» Exercise objective: The listing below should be printed exactly, every line of it. Skip the pictures.

[Records from a data source]
□ □ □ □ □
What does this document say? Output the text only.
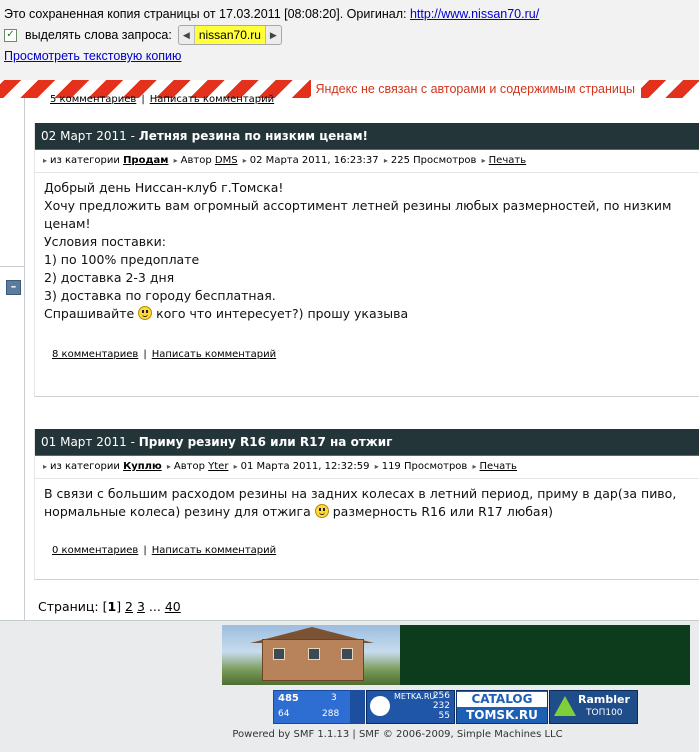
Это сохраненная копия страницы от 17.03.2011 [08:08:20]. Оригинал: http://www.nissan70.ru/
✓ выделять слова запроса:	◀ nissan70.ru	▶
Просмотреть текстовую копию
Яндекс не связан с авторами и содержимым страницы
–
5 комментариев | Написать комментарий
02 Март 2011 - Летняя резина по низким ценам!
▸ из категории Продам ▸ Автор DMS ▸ 02 Марта 2011, 16:23:37 ▸ 225 Просмотров ▸ Печать
Добрый день Ниссан-клуб г.Томска!
Хочу предложить вам огромный ассортимент летней резины любых размерностей, по низким ценам!
Условия поставки:
1) по 100% предоплате
2) доставка 2-3 дня
3) доставка по городу бесплатная.
Спрашивайте кого что интересует?) прошу указыва
8 комментариев | Написать комментарий
01 Март 2011 - Приму резину R16 или R17 на отжиг
▸ из категории Куплю ▸ Автор Yter ▸ 01 Марта 2011, 12:32:59 ▸ 119 Просмотров ▸ Печать
В связи с большим расходом резины на задних колесах в летний период, приму в дар(за пиво,
нормальные колеса) резину для отжига размерность R16 или R17 любая)
0 комментариев | Написать комментарий
Страниц: [1] 2 3 ... 40
485	3
64	288
METKA.RU
256
232
55
CATALOG
TOMSK.RU
Rambler
ТОП100
Powered by SMF 1.1.13 | SMF © 2006-2009, Simple Machines LLC
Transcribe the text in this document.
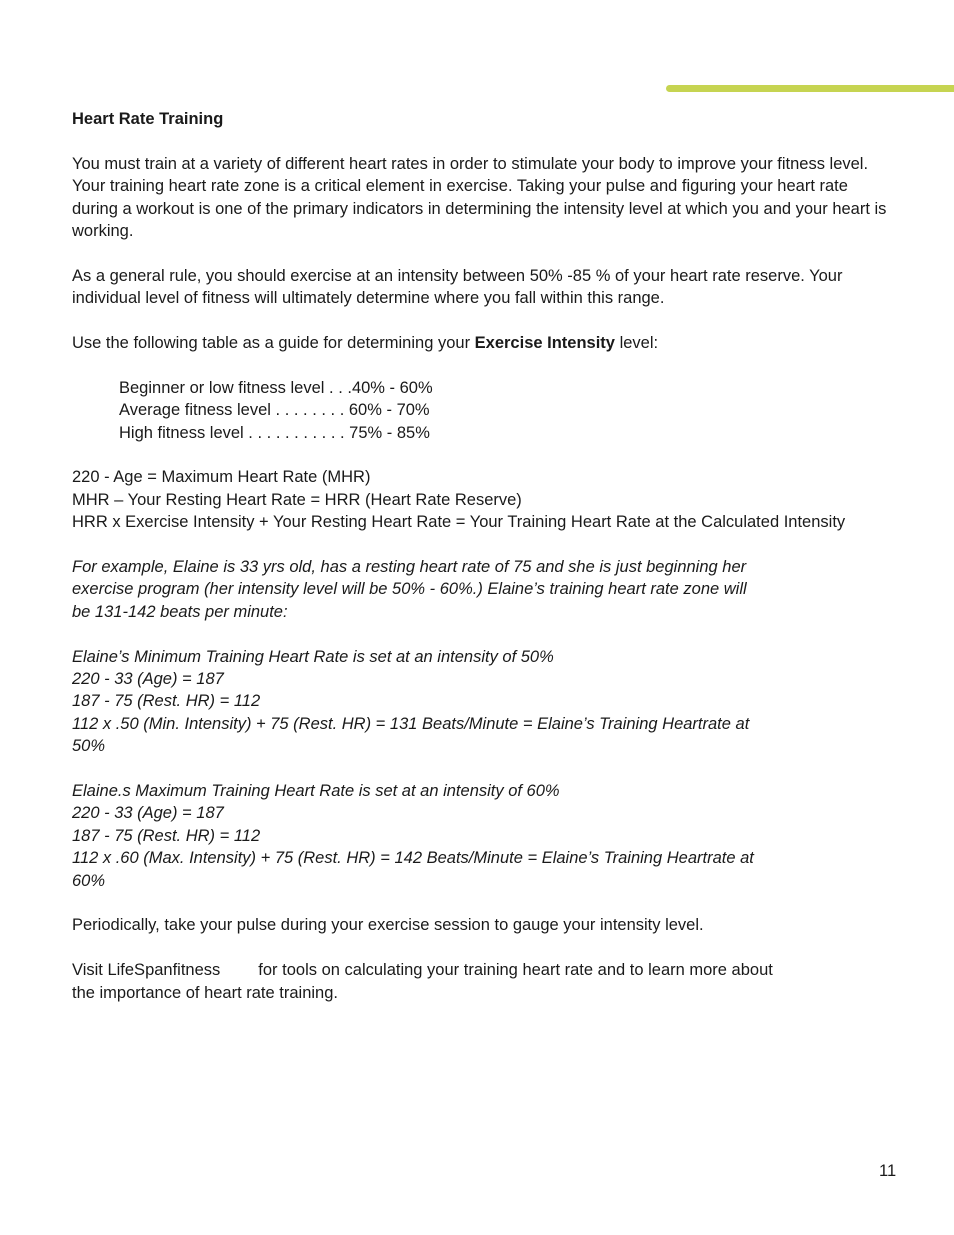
Heart Rate Training

You must train at a variety of different heart rates in order to stimulate your body to improve your fitness level. Your training heart rate zone is a critical element in exercise. Taking your pulse and figuring your heart rate during a workout is one of the primary indicators in determining the intensity level at which you and your heart is working.

As a general rule, you should exercise at an intensity between 50% -85 % of your heart rate reserve. Your individual level of fitness will ultimately determine where you fall within this range.

Use the following table as a guide for determining your Exercise Intensity level:

Beginner or low fitness level . . .40% - 60%
Average fitness level . . . . . . . . 60% - 70%
High fitness level . . . . . . . . . . . 75% - 85%

220 - Age = Maximum Heart Rate (MHR)
MHR – Your Resting Heart Rate = HRR (Heart Rate Reserve)
HRR x Exercise Intensity + Your Resting Heart Rate = Your Training Heart Rate at the Calculated Intensity

For example, Elaine is 33 yrs old, has a resting heart rate of 75 and she is just beginning her
exercise program (her intensity level will be 50% - 60%.) Elaine’s training heart rate zone will
be 131-142 beats per minute:

Elaine’s Minimum Training Heart Rate is set at an intensity of 50%
220 - 33 (Age) = 187
187 - 75 (Rest. HR) = 112
112 x .50 (Min. Intensity) + 75 (Rest. HR) = 131 Beats/Minute = Elaine’s Training Heartrate at
50%

Elaine.s Maximum Training Heart Rate is set at an intensity of 60%
220 - 33 (Age) = 187
187 - 75 (Rest. HR) = 112
112 x .60 (Max. Intensity) + 75 (Rest. HR) = 142 Beats/Minute = Elaine’s Training Heartrate at
60%

Periodically, take your pulse during your exercise session to gauge your intensity level.

Visit LifeSpanfitness for tools on calculating your training heart rate and to learn more about
the importance of heart rate training.

11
□ □ □ □ □
» Solution for this exercise:
What does this document say? Output the text only.
Это сохраненная копия страницы от 17.03.2011 [08:08:20]. Оригинал: http://www.nissan70.ru/
✓ выделять слова запроса:	◀ nissan70.ru	▶
Просмотреть текстовую копию
Яндекс не связан с авторами и содержимым страницы
–
5 комментариев | Написать комментарий
02 Март 2011 - Летняя резина по низким ценам!
▸ из категории Продам ▸ Автор DMS ▸ 02 Марта 2011, 16:23:37 ▸ 225 Просмотров ▸ Печать
Добрый день Ниссан-клуб г.Томска!
Хочу предложить вам огромный ассортимент летней резины любых размерностей, по низким ценам!
Условия поставки:
1) по 100% предоплате
2) доставка 2-3 дня
3) доставка по городу бесплатная.
Спрашивайте кого что интересует?) прошу указыва
8 комментариев | Написать комментарий
01 Март 2011 - Приму резину R16 или R17 на отжиг
▸ из категории Куплю ▸ Автор Yter ▸ 01 Марта 2011, 12:32:59 ▸ 119 Просмотров ▸ Печать
В связи с большим расходом резины на задних колесах в летний период, приму в дар(за пиво,
нормальные колеса) резину для отжига размерность R16 или R17 любая)
0 комментариев | Написать комментарий
Страниц: [1] 2 3 ... 40
485	3
64	288
METKA.RU
256
232
55
CATALOG
TOMSK.RU
Rambler
ТОП100
Powered by SMF 1.1.13 | SMF © 2006-2009, Simple Machines LLC
Transcribe the text in this document.
Heart Rate Training

You must train at a variety of different heart rates in order to stimulate your body to improve your fitness level. Your training heart rate zone is a critical element in exercise. Taking your pulse and figuring your heart rate during a workout is one of the primary indicators in determining the intensity level at which you and your heart is working.

As a general rule, you should exercise at an intensity between 50% -85 % of your heart rate reserve. Your individual level of fitness will ultimately determine where you fall within this range.

Use the following table as a guide for determining your Exercise Intensity level:

Beginner or low fitness level . . .40% - 60%
Average fitness level . . . . . . . . 60% - 70%
High fitness level . . . . . . . . . . . 75% - 85%

220 - Age = Maximum Heart Rate (MHR)
MHR – Your Resting Heart Rate = HRR (Heart Rate Reserve)
HRR x Exercise Intensity + Your Resting Heart Rate = Your Training Heart Rate at the Calculated Intensity

For example, Elaine is 33 yrs old, has a resting heart rate of 75 and she is just beginning her
exercise program (her intensity level will be 50% - 60%.) Elaine’s training heart rate zone will
be 131-142 beats per minute:

Elaine’s Minimum Training Heart Rate is set at an intensity of 50%
220 - 33 (Age) = 187
187 - 75 (Rest. HR) = 112
112 x .50 (Min. Intensity) + 75 (Rest. HR) = 131 Beats/Minute = Elaine’s Training Heartrate at
50%

Elaine.s Maximum Training Heart Rate is set at an intensity of 60%
220 - 33 (Age) = 187
187 - 75 (Rest. HR) = 112
112 x .60 (Max. Intensity) + 75 (Rest. HR) = 142 Beats/Minute = Elaine’s Training Heartrate at
60%

Periodically, take your pulse during your exercise session to gauge your intensity level.

Visit LifeSpanfitness for tools on calculating your training heart rate and to learn more about
the importance of heart rate training.

11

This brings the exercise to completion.